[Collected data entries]
________________________________________

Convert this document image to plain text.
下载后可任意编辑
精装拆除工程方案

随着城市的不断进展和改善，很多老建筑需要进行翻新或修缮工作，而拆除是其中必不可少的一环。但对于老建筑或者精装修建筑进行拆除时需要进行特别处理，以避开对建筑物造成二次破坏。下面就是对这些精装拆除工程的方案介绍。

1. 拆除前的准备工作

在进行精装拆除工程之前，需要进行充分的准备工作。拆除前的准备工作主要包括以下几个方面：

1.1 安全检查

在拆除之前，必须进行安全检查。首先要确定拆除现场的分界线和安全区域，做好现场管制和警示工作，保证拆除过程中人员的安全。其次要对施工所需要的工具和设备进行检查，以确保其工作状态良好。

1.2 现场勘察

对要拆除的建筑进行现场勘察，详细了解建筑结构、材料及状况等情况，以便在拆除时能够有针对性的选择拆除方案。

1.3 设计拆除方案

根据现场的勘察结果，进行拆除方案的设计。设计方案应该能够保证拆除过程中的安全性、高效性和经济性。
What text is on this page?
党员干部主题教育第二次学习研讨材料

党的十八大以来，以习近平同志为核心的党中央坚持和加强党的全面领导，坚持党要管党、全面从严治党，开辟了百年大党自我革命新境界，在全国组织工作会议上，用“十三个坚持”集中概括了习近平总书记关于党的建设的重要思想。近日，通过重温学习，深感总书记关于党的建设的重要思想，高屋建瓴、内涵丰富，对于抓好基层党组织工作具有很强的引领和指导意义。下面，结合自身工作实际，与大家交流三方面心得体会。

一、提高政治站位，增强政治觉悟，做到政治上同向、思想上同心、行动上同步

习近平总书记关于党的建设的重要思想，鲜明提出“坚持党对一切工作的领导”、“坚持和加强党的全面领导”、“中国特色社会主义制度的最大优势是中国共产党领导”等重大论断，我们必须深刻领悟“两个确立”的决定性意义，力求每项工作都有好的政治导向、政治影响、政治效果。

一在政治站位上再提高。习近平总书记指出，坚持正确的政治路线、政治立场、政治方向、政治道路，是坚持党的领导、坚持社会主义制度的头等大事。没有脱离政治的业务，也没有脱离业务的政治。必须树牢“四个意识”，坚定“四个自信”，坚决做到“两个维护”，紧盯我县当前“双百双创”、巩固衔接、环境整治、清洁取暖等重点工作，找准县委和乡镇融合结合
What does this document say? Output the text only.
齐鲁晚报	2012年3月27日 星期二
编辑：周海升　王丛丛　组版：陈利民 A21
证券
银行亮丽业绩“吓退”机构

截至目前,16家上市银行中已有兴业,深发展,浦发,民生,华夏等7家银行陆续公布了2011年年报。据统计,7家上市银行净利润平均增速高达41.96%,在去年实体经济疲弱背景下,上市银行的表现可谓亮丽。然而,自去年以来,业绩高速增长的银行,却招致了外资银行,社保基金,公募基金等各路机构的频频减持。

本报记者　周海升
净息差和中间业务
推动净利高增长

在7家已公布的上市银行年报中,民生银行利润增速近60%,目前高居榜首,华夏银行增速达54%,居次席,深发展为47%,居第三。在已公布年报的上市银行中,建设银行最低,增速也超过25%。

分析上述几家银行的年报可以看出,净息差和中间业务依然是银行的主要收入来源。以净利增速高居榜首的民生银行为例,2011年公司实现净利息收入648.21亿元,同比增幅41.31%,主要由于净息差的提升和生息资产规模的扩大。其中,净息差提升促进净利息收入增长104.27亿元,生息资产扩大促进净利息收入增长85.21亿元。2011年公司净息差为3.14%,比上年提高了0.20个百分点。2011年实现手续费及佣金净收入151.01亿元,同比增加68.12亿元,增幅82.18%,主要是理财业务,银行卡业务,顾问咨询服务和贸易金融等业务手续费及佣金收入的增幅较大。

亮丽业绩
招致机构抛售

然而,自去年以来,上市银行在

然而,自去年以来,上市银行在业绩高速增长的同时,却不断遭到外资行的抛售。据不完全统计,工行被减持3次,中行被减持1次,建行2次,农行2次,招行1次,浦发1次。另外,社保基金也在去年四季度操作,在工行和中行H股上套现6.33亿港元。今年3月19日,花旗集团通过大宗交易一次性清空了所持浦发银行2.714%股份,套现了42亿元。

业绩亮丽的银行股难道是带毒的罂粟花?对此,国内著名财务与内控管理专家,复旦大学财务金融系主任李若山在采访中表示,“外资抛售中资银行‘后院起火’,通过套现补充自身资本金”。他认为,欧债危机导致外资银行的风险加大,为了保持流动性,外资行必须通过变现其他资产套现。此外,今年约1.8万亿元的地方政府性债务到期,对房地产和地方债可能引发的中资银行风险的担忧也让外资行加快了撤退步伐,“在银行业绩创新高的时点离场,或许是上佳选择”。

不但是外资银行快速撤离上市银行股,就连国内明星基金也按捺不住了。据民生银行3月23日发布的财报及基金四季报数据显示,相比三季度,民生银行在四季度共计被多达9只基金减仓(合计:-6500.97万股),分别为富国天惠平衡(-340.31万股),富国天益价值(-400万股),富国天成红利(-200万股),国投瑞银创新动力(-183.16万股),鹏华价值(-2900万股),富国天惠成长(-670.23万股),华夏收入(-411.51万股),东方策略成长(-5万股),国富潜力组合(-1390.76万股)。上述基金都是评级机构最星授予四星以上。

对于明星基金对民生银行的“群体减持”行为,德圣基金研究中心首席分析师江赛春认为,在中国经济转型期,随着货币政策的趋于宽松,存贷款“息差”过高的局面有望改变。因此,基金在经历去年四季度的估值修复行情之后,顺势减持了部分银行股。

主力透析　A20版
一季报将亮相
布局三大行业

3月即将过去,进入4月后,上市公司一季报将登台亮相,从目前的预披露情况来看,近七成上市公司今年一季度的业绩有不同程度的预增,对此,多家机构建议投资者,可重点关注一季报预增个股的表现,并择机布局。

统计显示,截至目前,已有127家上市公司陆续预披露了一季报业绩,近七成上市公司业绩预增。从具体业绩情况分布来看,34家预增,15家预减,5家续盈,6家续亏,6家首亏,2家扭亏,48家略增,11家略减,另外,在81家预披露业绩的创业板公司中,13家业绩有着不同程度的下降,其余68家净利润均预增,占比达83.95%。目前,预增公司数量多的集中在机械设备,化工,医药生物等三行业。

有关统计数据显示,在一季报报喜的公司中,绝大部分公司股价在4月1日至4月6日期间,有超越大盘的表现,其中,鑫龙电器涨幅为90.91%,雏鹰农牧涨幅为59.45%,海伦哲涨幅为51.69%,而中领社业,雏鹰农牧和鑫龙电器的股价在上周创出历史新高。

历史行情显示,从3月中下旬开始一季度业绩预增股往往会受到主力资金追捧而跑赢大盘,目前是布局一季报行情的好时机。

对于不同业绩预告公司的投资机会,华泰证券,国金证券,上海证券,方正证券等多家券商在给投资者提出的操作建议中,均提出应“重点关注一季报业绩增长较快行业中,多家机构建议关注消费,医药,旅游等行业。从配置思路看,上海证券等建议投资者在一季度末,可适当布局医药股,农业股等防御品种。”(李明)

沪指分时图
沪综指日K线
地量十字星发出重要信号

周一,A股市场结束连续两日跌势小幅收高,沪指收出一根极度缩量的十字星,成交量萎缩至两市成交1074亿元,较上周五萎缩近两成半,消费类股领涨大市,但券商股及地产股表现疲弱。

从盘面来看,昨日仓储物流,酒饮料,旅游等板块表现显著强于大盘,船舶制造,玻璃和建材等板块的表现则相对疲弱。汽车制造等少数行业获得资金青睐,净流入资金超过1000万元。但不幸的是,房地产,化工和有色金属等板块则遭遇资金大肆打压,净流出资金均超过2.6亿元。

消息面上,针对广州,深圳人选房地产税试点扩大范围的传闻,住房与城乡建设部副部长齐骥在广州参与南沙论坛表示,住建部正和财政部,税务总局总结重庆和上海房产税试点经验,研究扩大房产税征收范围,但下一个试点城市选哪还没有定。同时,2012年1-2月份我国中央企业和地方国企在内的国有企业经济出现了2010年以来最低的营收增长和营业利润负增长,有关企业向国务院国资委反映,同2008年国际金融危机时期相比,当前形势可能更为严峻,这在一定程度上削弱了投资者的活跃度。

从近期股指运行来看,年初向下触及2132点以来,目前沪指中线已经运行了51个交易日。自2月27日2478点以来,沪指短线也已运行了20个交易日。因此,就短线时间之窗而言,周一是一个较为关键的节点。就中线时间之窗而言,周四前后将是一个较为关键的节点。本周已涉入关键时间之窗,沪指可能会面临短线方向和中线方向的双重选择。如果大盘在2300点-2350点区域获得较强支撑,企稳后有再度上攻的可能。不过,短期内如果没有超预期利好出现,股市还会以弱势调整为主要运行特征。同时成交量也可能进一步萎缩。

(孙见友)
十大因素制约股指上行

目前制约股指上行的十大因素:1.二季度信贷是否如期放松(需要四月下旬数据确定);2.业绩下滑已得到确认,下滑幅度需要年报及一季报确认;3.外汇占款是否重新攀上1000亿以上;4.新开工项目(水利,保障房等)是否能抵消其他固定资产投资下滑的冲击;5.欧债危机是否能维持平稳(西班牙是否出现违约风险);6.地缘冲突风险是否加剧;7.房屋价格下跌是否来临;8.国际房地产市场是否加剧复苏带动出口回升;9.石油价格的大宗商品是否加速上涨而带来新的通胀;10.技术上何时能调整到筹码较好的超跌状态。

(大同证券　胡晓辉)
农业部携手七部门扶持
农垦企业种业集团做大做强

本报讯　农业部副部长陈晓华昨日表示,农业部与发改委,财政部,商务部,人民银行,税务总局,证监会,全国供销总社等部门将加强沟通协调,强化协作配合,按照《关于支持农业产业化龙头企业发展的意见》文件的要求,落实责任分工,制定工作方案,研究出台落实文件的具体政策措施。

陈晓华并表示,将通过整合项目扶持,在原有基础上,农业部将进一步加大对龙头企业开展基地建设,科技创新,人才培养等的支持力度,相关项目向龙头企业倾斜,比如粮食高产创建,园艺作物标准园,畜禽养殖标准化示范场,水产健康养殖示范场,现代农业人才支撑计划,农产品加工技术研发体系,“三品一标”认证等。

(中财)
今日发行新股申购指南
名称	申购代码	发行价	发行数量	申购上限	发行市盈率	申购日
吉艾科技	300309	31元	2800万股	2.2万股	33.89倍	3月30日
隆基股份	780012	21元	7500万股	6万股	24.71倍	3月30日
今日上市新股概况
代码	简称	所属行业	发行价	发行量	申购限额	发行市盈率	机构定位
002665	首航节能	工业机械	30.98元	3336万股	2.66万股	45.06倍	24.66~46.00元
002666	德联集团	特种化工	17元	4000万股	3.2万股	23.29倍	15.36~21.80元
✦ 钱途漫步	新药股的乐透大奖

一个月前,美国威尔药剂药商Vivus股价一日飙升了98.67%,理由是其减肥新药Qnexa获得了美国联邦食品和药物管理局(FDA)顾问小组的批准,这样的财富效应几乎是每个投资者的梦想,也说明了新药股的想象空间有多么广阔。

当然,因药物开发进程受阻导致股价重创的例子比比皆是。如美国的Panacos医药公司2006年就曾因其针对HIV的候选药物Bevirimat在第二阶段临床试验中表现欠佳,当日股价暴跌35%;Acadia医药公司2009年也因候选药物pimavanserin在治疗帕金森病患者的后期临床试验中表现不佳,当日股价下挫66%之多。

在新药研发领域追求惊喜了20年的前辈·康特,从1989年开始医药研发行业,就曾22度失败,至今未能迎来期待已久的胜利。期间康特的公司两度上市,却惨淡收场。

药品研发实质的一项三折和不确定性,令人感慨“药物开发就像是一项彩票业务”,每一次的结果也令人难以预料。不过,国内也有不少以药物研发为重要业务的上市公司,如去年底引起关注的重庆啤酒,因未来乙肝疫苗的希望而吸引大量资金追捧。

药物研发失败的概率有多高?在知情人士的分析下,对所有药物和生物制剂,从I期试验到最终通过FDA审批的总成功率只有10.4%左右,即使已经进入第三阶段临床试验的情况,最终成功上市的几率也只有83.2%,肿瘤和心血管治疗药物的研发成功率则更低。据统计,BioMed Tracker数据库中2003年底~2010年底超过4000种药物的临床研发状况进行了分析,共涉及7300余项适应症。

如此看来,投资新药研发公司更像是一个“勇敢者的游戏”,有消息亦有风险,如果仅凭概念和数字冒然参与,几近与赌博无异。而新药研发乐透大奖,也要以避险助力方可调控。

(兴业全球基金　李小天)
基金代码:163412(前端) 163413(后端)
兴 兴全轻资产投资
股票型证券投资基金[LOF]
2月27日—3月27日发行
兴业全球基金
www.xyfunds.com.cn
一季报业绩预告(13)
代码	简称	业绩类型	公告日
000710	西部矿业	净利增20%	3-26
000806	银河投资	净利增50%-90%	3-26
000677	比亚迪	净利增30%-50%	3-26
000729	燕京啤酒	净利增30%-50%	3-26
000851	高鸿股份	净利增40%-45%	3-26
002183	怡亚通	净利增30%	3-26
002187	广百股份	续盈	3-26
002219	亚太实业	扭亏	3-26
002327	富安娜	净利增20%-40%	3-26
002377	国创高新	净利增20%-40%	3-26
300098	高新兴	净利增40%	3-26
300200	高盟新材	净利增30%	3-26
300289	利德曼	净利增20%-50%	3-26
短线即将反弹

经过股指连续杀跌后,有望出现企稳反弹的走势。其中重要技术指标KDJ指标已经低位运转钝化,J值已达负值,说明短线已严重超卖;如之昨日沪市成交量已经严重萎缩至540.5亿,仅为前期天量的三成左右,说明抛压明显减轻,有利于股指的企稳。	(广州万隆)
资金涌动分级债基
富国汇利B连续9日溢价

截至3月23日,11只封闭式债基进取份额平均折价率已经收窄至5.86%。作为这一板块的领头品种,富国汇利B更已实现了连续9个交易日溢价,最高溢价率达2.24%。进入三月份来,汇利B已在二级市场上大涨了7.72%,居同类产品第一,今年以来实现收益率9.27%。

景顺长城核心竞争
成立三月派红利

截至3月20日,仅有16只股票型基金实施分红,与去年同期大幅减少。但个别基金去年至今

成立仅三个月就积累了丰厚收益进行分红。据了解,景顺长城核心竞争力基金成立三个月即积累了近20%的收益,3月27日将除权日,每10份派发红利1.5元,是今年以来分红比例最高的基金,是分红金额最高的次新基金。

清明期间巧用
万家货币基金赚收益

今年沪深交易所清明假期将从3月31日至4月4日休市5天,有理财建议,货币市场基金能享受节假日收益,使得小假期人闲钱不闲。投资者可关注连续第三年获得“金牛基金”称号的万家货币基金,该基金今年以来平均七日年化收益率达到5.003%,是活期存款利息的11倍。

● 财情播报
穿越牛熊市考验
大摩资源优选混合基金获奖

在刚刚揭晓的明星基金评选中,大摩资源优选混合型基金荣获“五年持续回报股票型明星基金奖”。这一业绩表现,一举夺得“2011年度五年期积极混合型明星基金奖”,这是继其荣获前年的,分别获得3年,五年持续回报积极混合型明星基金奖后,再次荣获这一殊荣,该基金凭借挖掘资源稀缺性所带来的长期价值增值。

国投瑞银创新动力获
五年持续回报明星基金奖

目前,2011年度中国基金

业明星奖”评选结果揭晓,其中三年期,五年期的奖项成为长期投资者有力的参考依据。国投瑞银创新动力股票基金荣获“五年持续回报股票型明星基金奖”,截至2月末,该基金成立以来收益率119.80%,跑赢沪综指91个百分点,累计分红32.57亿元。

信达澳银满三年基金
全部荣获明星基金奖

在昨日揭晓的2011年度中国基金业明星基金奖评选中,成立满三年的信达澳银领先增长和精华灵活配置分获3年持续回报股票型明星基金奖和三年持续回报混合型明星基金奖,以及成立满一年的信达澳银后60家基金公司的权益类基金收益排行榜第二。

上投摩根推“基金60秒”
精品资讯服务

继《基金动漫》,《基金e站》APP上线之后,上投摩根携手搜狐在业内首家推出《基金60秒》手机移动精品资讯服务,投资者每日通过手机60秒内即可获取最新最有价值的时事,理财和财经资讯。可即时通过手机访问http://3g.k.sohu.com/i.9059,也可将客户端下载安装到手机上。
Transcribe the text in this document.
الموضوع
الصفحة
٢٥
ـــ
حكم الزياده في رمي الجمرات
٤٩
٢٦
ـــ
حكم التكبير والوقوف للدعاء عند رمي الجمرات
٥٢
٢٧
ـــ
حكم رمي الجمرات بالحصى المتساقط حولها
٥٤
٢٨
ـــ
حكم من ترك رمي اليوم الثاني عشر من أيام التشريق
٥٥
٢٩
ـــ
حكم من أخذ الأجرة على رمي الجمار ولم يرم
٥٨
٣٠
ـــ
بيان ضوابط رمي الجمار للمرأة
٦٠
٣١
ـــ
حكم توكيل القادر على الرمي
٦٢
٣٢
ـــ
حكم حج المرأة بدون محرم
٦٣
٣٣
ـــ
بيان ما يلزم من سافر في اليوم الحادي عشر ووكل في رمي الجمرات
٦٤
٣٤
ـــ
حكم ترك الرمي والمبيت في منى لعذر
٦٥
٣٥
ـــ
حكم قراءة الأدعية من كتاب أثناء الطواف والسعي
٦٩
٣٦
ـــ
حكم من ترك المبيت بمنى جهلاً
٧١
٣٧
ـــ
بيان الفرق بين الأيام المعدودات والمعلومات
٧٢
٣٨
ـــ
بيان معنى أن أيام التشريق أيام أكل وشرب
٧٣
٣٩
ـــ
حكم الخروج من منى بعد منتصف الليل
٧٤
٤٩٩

________________________________________

What to work on - What is the number of lines in the records that contain "自去年以来"? Give that number only.

Result for this task - 3